[Data tied to figure images]
-- BEGIN --

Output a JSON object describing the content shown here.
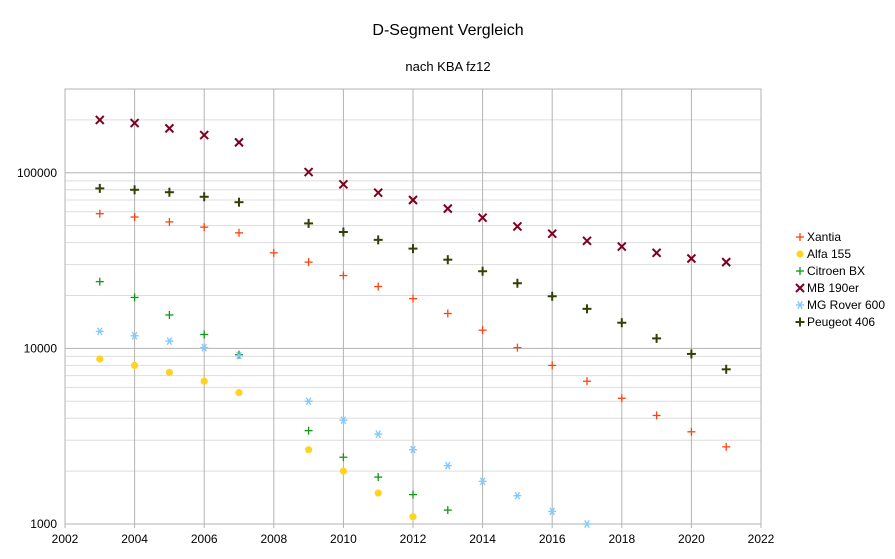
{
  "chart_data": {
    "type": "scatter",
    "title": "D-Segment Vergleich",
    "subtitle": "nach KBA fz12",
    "xlabel": "",
    "ylabel": "",
    "xlim": [
      2002,
      2022
    ],
    "ylim": [
      1000,
      300000
    ],
    "yscale": "log",
    "grid": true,
    "legend_position": "right",
    "x_ticks": [
      2002,
      2004,
      2006,
      2008,
      2010,
      2012,
      2014,
      2016,
      2018,
      2020,
      2022
    ],
    "y_ticks": [
      1000,
      10000,
      100000
    ],
    "x_tick_labels": [
      "2002",
      "2004",
      "2006",
      "2008",
      "2010",
      "2012",
      "2014",
      "2016",
      "2018",
      "2020",
      "2022"
    ],
    "y_tick_labels": [
      "1000",
      "10000",
      "100000"
    ],
    "series": [
      {
        "name": "Xantia",
        "color": "#ff420e",
        "marker": "plus",
        "points": [
          [
            2003,
            58500
          ],
          [
            2004,
            56000
          ],
          [
            2005,
            52500
          ],
          [
            2006,
            49000
          ],
          [
            2007,
            45500
          ],
          [
            2008,
            35000
          ],
          [
            2009,
            31000
          ],
          [
            2010,
            26000
          ],
          [
            2011,
            22500
          ],
          [
            2012,
            19200
          ],
          [
            2013,
            15800
          ],
          [
            2014,
            12700
          ],
          [
            2015,
            10100
          ],
          [
            2016,
            8000
          ],
          [
            2017,
            6500
          ],
          [
            2018,
            5200
          ],
          [
            2019,
            4150
          ],
          [
            2020,
            3350
          ],
          [
            2021,
            2750
          ]
        ]
      },
      {
        "name": "Alfa 155",
        "color": "#ffd320",
        "marker": "circle",
        "points": [
          [
            2003,
            8700
          ],
          [
            2004,
            8000
          ],
          [
            2005,
            7300
          ],
          [
            2006,
            6500
          ],
          [
            2007,
            5600
          ],
          [
            2009,
            2650
          ],
          [
            2010,
            2000
          ],
          [
            2011,
            1500
          ],
          [
            2012,
            1100
          ]
        ]
      },
      {
        "name": "Citroen BX",
        "color": "#109618",
        "marker": "plus",
        "points": [
          [
            2003,
            24000
          ],
          [
            2004,
            19500
          ],
          [
            2005,
            15500
          ],
          [
            2006,
            12000
          ],
          [
            2007,
            9200
          ],
          [
            2009,
            3400
          ],
          [
            2010,
            2400
          ],
          [
            2011,
            1850
          ],
          [
            2012,
            1470
          ],
          [
            2013,
            1200
          ]
        ]
      },
      {
        "name": "MB 190er",
        "color": "#7e0021",
        "marker": "x",
        "points": [
          [
            2003,
            200000
          ],
          [
            2004,
            192000
          ],
          [
            2005,
            179000
          ],
          [
            2006,
            164000
          ],
          [
            2007,
            149000
          ],
          [
            2009,
            101000
          ],
          [
            2010,
            86000
          ],
          [
            2011,
            77000
          ],
          [
            2012,
            70000
          ],
          [
            2013,
            62500
          ],
          [
            2014,
            55500
          ],
          [
            2015,
            49500
          ],
          [
            2016,
            45000
          ],
          [
            2017,
            41000
          ],
          [
            2018,
            38000
          ],
          [
            2019,
            35000
          ],
          [
            2020,
            32500
          ],
          [
            2021,
            31000
          ]
        ]
      },
      {
        "name": "MG Rover 600",
        "color": "#83caff",
        "marker": "asterisk",
        "points": [
          [
            2003,
            12500
          ],
          [
            2004,
            11800
          ],
          [
            2005,
            11000
          ],
          [
            2006,
            10100
          ],
          [
            2007,
            9100
          ],
          [
            2009,
            5000
          ],
          [
            2010,
            3900
          ],
          [
            2011,
            3250
          ],
          [
            2012,
            2650
          ],
          [
            2013,
            2150
          ],
          [
            2014,
            1750
          ],
          [
            2015,
            1450
          ],
          [
            2016,
            1180
          ],
          [
            2017,
            1000
          ]
        ]
      },
      {
        "name": "Peugeot 406",
        "color": "#314004",
        "marker": "plusbold",
        "points": [
          [
            2003,
            81500
          ],
          [
            2004,
            80000
          ],
          [
            2005,
            77500
          ],
          [
            2006,
            73000
          ],
          [
            2007,
            68000
          ],
          [
            2009,
            51500
          ],
          [
            2010,
            46000
          ],
          [
            2011,
            41500
          ],
          [
            2012,
            37000
          ],
          [
            2013,
            32000
          ],
          [
            2014,
            27500
          ],
          [
            2015,
            23500
          ],
          [
            2016,
            19800
          ],
          [
            2017,
            16800
          ],
          [
            2018,
            14000
          ],
          [
            2019,
            11400
          ],
          [
            2020,
            9300
          ],
          [
            2021,
            7600
          ]
        ]
      }
    ]
  }
}
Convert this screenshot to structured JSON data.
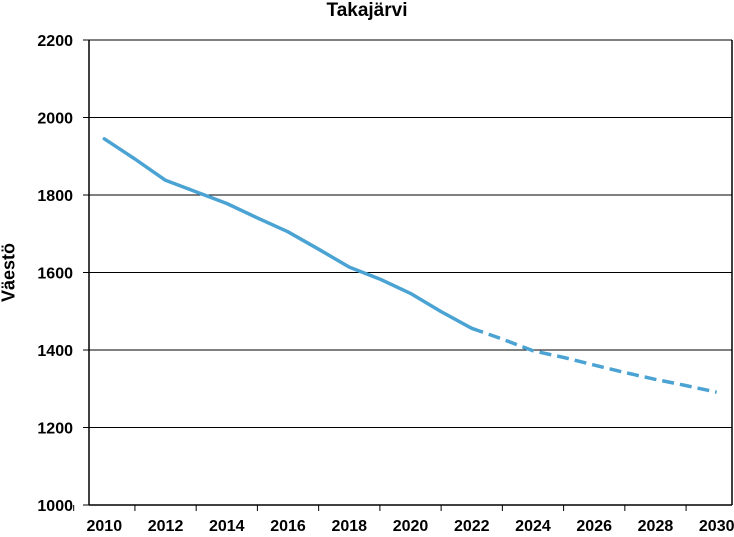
{
  "chart_data": {
    "type": "line",
    "title": "Takajärvi",
    "xlabel": "",
    "ylabel": "Väestö",
    "xlim": [
      2009.5,
      2030.5
    ],
    "ylim": [
      1000,
      2200
    ],
    "yticks": [
      1000,
      1200,
      1400,
      1600,
      1800,
      2000,
      2200
    ],
    "xticks": [
      2010,
      2012,
      2014,
      2016,
      2018,
      2020,
      2022,
      2024,
      2026,
      2028,
      2030
    ],
    "grid": "horizontal",
    "color": "#4BA3D3",
    "series": [
      {
        "style": "solid",
        "x": [
          2010,
          2011,
          2012,
          2013,
          2014,
          2015,
          2016,
          2017,
          2018,
          2019,
          2020,
          2021,
          2022
        ],
        "y": [
          1945,
          1893,
          1838,
          1808,
          1778,
          1741,
          1705,
          1660,
          1614,
          1583,
          1546,
          1499,
          1456
        ]
      },
      {
        "style": "dashed",
        "x": [
          2022,
          2023,
          2024,
          2025,
          2026,
          2027,
          2028,
          2029,
          2030
        ],
        "y": [
          1456,
          1428,
          1398,
          1381,
          1361,
          1342,
          1324,
          1308,
          1291
        ]
      }
    ]
  }
}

-- END --

_Work to do_
Output only the lines from the one that contains "Convert this screenshot" to the end of the entries above, both end lines included, and drop the pictures.

_Complete response_
Convert this screenshot to structured JSON data.
{
  "chart_data": {
    "type": "line",
    "title": "Takajärvi",
    "xlabel": "",
    "ylabel": "Väestö",
    "xlim": [
      2009.5,
      2030.5
    ],
    "ylim": [
      1000,
      2200
    ],
    "yticks": [
      1000,
      1200,
      1400,
      1600,
      1800,
      2000,
      2200
    ],
    "xticks": [
      2010,
      2012,
      2014,
      2016,
      2018,
      2020,
      2022,
      2024,
      2026,
      2028,
      2030
    ],
    "grid": "horizontal",
    "color": "#4BA3D3",
    "series": [
      {
        "style": "solid",
        "x": [
          2010,
          2011,
          2012,
          2013,
          2014,
          2015,
          2016,
          2017,
          2018,
          2019,
          2020,
          2021,
          2022
        ],
        "y": [
          1945,
          1893,
          1838,
          1808,
          1778,
          1741,
          1705,
          1660,
          1614,
          1583,
          1546,
          1499,
          1456
        ]
      },
      {
        "style": "dashed",
        "x": [
          2022,
          2023,
          2024,
          2025,
          2026,
          2027,
          2028,
          2029,
          2030
        ],
        "y": [
          1456,
          1428,
          1398,
          1381,
          1361,
          1342,
          1324,
          1308,
          1291
        ]
      }
    ]
  }
}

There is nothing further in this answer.